WHAT THE EXERCISE ASKS: Copy out every line in which the string "іншими" occurs.

EXCERPTED RECORDS:
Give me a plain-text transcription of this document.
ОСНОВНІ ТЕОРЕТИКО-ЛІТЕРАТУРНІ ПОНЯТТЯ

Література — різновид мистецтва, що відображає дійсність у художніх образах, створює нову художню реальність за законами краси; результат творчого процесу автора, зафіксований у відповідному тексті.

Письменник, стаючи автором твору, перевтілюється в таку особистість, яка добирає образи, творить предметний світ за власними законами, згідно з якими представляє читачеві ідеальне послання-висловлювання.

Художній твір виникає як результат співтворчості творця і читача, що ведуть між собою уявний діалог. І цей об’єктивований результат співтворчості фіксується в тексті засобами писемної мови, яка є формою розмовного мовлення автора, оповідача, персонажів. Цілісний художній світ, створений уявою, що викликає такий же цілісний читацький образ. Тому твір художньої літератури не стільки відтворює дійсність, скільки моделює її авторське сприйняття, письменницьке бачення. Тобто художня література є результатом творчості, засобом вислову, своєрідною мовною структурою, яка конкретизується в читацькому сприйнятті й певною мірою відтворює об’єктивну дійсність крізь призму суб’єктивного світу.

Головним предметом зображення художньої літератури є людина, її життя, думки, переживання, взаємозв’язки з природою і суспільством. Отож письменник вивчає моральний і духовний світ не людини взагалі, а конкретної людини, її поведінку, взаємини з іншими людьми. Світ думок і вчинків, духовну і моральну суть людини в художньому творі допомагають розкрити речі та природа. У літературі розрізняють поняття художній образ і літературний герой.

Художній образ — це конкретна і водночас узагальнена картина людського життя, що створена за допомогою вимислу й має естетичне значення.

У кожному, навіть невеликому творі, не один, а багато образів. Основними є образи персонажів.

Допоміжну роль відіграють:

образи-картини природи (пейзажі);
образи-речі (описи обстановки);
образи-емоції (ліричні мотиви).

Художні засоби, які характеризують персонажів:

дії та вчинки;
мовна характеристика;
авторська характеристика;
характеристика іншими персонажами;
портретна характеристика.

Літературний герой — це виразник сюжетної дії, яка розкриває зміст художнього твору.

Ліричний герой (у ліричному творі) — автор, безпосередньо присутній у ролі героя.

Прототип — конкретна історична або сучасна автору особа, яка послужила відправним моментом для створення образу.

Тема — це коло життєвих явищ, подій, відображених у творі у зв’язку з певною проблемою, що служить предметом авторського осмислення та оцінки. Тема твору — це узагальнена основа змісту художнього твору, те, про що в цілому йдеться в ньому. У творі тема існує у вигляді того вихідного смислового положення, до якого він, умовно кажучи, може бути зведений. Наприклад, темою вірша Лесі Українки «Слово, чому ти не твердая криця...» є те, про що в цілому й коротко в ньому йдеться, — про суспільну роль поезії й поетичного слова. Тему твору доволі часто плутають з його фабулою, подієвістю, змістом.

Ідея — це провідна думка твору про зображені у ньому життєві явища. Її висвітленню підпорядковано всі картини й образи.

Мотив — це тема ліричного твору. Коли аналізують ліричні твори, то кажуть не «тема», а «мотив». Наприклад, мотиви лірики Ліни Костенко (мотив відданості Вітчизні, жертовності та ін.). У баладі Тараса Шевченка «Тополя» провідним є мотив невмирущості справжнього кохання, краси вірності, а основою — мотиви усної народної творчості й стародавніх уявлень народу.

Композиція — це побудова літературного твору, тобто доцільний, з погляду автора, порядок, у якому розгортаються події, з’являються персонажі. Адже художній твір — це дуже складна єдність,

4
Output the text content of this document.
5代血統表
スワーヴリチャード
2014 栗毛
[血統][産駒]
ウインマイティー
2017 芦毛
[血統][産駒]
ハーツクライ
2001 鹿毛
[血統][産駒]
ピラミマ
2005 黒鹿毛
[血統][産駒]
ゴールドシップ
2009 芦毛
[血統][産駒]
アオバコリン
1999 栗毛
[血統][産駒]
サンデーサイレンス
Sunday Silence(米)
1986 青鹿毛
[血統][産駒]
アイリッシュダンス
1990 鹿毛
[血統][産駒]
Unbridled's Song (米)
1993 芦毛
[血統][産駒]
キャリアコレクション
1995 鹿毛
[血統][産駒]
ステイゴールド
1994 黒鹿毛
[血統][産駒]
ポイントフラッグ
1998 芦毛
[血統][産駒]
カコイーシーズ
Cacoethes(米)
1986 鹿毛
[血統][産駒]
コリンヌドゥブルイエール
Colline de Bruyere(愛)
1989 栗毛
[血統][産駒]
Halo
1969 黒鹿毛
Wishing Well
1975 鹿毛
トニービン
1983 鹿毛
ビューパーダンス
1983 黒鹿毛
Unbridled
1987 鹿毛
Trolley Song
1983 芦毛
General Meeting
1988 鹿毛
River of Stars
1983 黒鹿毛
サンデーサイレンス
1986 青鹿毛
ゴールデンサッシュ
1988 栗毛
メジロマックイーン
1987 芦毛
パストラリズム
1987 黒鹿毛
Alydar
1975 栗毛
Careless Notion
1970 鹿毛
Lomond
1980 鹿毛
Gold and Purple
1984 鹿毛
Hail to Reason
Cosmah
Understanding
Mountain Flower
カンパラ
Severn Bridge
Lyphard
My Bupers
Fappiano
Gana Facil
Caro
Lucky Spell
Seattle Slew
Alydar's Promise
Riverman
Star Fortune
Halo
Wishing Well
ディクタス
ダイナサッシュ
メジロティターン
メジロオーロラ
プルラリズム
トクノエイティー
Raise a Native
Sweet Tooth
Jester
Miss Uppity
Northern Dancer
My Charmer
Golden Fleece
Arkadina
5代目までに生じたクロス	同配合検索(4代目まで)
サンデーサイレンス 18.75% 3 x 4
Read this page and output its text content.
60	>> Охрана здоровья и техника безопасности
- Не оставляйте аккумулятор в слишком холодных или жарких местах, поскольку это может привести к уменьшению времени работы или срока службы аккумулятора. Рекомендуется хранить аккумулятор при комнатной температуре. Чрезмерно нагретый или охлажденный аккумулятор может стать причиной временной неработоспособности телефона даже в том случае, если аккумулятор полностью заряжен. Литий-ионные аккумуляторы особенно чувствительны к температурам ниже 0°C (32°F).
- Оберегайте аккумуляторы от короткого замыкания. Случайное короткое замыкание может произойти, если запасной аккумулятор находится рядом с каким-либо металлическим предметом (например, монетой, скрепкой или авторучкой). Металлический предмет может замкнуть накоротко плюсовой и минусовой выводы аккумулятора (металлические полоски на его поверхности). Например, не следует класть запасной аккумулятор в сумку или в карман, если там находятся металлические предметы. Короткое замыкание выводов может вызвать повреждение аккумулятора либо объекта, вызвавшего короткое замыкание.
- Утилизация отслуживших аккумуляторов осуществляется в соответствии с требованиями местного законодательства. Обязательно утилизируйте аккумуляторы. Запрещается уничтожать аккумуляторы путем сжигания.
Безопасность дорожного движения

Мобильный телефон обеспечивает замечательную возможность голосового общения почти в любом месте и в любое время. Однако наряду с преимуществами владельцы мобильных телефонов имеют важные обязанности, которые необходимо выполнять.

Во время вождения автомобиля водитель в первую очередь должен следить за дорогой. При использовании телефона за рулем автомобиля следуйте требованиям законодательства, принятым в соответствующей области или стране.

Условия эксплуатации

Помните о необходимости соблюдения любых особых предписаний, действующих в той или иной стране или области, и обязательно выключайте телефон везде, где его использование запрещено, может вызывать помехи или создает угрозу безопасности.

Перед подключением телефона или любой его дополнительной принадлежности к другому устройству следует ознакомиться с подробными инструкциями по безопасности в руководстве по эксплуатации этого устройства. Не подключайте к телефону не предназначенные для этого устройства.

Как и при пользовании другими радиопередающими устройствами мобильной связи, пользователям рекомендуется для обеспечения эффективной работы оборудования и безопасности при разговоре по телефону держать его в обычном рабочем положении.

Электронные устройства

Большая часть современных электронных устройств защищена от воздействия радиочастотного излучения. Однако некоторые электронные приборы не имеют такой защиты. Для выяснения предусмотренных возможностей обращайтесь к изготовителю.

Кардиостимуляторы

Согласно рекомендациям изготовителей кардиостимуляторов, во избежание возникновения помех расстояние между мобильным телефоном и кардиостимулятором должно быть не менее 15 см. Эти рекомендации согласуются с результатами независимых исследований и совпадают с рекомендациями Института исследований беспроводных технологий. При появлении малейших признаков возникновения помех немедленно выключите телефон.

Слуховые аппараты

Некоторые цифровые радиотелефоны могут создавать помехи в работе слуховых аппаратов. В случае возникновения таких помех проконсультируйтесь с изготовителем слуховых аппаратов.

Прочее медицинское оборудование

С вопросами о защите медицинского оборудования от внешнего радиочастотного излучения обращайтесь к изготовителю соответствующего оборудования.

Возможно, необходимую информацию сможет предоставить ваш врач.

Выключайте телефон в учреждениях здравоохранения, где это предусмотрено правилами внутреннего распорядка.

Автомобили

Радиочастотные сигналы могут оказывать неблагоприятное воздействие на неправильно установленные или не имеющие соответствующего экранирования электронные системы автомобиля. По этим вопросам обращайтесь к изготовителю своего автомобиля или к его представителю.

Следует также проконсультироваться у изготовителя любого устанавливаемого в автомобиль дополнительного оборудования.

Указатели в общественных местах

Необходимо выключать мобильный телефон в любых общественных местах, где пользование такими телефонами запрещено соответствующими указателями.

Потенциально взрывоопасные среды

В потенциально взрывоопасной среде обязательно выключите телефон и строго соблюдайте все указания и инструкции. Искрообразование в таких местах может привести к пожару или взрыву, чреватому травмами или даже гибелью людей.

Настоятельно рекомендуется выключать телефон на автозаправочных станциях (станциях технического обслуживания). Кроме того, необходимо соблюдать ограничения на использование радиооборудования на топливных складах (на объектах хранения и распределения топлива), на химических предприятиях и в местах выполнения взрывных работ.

EXERCISE RESULT:
Головним предметом зображення художньої літератури є людина, її життя, думки, переживання, взаємозв’язки з природою і суспільством. Отож письменник вивчає моральний і духовний світ не людини взагалі, а конкретної людини, її поведінку, взаємини з іншими людьми. Світ думок і вчинків, духовну і моральну суть людини в художньому творі допомагають розкрити речі та природа. У літературі розрізняють поняття художній образ і літературний герой.
характеристика іншими персонажами;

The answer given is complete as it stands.